In the data, extract each line that holds the string "UserForm".

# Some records
┌──

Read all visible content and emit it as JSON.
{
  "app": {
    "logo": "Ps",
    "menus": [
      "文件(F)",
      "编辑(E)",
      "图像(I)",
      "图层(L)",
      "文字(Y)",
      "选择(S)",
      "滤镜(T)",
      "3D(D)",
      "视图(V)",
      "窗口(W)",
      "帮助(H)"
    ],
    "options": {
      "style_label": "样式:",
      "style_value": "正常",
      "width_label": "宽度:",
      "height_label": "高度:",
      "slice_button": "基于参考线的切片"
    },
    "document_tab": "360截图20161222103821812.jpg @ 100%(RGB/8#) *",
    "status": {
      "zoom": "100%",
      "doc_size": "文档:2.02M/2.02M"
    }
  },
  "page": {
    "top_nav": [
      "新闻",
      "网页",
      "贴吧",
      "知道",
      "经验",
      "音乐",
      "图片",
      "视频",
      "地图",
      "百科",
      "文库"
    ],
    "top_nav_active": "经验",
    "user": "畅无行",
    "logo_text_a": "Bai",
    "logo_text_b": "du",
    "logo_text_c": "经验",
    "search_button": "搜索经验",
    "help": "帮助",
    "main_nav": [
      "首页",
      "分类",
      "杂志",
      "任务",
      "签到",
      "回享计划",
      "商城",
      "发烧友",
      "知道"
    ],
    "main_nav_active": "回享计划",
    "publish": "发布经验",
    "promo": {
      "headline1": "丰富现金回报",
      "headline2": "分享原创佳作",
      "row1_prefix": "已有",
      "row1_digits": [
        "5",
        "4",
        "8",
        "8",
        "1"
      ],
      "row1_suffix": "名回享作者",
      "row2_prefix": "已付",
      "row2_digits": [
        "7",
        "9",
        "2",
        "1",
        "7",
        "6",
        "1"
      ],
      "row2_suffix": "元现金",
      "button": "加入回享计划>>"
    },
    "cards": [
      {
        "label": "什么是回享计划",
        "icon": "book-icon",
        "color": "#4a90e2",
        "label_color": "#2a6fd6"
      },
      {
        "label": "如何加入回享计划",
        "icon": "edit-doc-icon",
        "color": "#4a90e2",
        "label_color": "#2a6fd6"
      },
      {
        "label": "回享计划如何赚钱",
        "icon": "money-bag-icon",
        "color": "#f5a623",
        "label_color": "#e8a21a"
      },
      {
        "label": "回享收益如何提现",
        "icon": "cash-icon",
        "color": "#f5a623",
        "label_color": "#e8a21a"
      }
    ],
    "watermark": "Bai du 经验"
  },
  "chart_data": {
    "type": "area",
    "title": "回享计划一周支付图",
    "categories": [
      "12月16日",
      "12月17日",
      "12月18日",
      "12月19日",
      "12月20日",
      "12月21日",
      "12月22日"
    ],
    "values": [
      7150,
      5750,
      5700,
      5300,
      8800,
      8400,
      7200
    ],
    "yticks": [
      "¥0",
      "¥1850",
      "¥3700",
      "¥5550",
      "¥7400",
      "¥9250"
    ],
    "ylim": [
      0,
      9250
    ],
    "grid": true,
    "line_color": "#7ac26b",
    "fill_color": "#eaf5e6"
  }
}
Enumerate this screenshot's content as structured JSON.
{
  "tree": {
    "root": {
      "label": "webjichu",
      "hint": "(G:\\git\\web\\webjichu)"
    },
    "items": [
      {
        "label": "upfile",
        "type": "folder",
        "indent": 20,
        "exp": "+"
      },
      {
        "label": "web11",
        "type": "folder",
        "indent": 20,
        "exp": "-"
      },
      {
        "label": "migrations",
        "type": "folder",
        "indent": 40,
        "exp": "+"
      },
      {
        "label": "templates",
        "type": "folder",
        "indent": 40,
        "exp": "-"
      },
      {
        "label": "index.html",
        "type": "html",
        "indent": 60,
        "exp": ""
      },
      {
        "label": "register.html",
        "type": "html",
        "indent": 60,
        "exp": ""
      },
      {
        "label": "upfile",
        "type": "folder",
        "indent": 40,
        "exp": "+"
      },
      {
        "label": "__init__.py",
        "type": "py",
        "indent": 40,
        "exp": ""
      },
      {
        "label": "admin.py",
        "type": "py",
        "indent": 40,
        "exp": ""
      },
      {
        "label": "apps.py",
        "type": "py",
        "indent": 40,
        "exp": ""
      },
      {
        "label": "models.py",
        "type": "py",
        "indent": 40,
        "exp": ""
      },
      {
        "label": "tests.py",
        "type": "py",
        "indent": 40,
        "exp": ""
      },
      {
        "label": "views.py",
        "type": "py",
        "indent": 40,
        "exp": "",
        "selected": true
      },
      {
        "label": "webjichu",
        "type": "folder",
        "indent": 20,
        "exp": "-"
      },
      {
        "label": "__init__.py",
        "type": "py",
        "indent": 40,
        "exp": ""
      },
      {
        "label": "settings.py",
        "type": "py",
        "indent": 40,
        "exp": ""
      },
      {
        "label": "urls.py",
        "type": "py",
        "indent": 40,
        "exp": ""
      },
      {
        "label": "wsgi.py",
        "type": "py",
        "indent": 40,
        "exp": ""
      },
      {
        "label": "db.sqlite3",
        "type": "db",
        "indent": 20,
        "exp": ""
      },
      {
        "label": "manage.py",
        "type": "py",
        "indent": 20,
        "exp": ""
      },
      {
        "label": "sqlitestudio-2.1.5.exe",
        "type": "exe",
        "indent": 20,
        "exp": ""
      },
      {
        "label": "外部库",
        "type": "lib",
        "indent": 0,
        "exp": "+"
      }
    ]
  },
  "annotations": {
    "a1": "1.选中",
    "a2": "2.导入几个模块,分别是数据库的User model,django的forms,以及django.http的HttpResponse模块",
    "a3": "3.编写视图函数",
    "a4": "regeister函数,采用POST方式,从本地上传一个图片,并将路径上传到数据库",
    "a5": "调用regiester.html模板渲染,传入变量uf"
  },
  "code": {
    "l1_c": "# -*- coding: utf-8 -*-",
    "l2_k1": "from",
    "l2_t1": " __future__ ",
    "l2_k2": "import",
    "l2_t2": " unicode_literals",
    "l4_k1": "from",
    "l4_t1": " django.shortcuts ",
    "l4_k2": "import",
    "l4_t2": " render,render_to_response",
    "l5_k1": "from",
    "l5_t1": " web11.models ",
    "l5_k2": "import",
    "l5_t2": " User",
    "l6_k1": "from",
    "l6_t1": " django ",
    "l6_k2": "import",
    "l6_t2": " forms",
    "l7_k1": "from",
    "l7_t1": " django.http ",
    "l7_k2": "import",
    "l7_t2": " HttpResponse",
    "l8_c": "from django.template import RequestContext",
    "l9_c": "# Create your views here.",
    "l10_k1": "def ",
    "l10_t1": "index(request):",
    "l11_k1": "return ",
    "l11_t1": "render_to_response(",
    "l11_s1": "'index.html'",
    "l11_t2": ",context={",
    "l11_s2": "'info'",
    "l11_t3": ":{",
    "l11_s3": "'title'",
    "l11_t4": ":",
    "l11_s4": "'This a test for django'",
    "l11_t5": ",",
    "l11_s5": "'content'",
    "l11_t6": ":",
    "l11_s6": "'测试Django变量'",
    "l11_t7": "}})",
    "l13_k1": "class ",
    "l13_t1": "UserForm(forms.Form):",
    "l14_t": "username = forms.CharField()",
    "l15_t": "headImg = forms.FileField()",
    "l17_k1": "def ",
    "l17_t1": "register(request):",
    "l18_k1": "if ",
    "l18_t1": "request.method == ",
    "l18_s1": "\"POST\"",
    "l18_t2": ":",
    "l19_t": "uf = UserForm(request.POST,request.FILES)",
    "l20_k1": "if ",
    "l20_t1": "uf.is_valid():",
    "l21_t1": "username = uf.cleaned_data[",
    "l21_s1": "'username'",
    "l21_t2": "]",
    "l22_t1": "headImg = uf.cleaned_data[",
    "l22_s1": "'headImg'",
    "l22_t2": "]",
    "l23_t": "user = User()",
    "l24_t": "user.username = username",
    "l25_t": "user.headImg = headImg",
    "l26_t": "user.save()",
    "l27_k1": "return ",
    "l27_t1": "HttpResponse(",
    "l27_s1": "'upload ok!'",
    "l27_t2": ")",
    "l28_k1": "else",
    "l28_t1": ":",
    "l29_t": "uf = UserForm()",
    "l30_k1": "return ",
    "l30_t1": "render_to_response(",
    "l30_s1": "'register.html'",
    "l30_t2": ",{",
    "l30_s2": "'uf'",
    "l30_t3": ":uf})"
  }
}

└──

# RESULT
    "l13_t1": "UserForm(forms.Form):",
    "l19_t": "uf = UserForm(request.POST,request.FILES)",
    "l29_t": "uf = UserForm()",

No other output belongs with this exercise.